- [Set task] Find the lines containing the word "perfil" and copy every one of them.

- [Supplied records]
- - -
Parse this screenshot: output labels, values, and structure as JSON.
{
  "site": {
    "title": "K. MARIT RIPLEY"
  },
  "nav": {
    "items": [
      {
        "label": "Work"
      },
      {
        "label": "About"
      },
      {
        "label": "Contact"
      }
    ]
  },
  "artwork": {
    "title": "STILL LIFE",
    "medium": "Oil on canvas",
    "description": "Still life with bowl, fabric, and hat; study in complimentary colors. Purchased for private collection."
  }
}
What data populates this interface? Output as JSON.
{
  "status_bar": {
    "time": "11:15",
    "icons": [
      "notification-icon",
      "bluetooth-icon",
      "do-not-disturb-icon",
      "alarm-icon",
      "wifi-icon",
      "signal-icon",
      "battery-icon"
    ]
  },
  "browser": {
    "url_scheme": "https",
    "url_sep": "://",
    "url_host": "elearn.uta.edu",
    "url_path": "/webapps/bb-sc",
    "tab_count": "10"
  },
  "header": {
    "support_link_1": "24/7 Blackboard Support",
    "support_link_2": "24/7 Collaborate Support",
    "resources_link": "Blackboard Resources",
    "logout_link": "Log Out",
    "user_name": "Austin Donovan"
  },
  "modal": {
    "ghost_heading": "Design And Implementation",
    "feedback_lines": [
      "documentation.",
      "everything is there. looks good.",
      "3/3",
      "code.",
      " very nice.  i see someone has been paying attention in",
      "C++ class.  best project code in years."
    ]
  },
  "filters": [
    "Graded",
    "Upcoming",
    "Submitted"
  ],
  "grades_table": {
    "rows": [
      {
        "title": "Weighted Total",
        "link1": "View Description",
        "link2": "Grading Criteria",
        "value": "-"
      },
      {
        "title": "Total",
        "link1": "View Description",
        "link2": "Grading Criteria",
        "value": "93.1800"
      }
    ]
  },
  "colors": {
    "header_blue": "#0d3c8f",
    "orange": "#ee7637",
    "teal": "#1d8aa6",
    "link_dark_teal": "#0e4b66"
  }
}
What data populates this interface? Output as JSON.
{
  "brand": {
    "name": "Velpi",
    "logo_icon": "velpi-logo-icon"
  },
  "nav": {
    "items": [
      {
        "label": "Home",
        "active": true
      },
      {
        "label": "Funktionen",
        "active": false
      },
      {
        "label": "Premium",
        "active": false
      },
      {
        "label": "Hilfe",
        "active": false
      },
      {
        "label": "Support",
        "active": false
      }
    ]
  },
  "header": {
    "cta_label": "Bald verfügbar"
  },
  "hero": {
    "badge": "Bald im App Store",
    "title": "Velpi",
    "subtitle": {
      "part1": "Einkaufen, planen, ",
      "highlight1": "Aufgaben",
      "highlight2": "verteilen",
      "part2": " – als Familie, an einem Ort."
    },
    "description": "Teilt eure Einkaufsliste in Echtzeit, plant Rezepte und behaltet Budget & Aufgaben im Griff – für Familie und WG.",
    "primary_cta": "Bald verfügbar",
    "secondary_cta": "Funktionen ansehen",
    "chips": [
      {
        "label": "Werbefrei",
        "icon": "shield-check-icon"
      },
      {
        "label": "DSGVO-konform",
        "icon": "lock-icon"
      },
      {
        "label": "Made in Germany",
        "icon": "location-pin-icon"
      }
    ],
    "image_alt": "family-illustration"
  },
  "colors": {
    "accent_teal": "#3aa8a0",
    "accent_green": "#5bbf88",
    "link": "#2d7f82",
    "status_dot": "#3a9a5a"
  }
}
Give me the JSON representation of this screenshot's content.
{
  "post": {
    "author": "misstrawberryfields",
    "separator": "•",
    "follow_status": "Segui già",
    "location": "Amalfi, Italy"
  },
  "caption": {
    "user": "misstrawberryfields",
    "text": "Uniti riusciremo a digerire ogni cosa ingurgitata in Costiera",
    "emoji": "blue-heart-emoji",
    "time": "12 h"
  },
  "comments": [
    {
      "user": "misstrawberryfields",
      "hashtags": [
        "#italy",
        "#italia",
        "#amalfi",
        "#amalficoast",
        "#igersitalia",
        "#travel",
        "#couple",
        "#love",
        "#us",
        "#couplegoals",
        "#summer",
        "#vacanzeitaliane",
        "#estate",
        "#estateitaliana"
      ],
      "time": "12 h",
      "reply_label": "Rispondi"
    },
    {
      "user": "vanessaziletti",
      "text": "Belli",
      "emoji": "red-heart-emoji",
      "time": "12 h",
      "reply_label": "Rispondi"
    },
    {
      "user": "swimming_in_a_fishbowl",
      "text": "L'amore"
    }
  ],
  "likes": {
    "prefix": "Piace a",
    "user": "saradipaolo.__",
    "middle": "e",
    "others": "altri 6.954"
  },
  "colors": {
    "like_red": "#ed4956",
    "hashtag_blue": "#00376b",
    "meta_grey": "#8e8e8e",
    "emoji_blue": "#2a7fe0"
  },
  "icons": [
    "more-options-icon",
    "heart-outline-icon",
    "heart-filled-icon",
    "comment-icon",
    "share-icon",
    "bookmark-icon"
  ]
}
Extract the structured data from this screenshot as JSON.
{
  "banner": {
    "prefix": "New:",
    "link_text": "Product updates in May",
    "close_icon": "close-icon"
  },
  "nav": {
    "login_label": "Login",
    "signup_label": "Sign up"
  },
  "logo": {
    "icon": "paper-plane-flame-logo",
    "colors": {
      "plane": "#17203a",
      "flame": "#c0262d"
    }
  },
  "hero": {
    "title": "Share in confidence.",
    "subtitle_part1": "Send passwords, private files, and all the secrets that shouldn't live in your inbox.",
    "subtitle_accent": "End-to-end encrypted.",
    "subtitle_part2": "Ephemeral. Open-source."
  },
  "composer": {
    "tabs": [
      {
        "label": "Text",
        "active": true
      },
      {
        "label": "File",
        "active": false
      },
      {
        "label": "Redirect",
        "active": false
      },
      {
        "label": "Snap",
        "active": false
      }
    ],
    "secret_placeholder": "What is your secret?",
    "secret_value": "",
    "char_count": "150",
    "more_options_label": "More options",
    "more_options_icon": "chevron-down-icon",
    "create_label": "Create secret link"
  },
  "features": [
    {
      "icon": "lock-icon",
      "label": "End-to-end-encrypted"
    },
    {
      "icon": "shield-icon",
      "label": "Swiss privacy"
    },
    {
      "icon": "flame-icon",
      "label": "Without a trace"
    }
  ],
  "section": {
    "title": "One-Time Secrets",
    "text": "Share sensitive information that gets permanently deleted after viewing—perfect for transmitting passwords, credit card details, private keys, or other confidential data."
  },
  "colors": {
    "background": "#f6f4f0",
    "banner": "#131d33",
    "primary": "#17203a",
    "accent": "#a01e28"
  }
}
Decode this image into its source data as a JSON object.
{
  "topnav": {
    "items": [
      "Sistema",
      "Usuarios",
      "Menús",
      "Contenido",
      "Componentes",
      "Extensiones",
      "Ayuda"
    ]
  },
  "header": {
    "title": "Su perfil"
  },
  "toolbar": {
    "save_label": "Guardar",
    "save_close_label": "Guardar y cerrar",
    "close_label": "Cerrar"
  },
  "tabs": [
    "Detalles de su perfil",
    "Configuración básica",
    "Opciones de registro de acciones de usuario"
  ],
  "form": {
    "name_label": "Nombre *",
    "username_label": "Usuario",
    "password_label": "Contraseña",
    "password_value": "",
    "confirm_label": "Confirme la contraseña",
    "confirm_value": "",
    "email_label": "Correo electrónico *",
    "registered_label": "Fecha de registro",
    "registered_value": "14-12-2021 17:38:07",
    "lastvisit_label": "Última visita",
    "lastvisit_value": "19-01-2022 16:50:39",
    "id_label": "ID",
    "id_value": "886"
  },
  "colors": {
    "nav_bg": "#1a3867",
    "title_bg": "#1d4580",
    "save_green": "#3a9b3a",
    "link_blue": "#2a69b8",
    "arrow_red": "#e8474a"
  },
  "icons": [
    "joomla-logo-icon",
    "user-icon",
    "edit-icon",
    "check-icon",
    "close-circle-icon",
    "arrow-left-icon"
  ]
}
- - -
- [Expected output]
    "title": "Su perfil"
    "Detalles de su perfil",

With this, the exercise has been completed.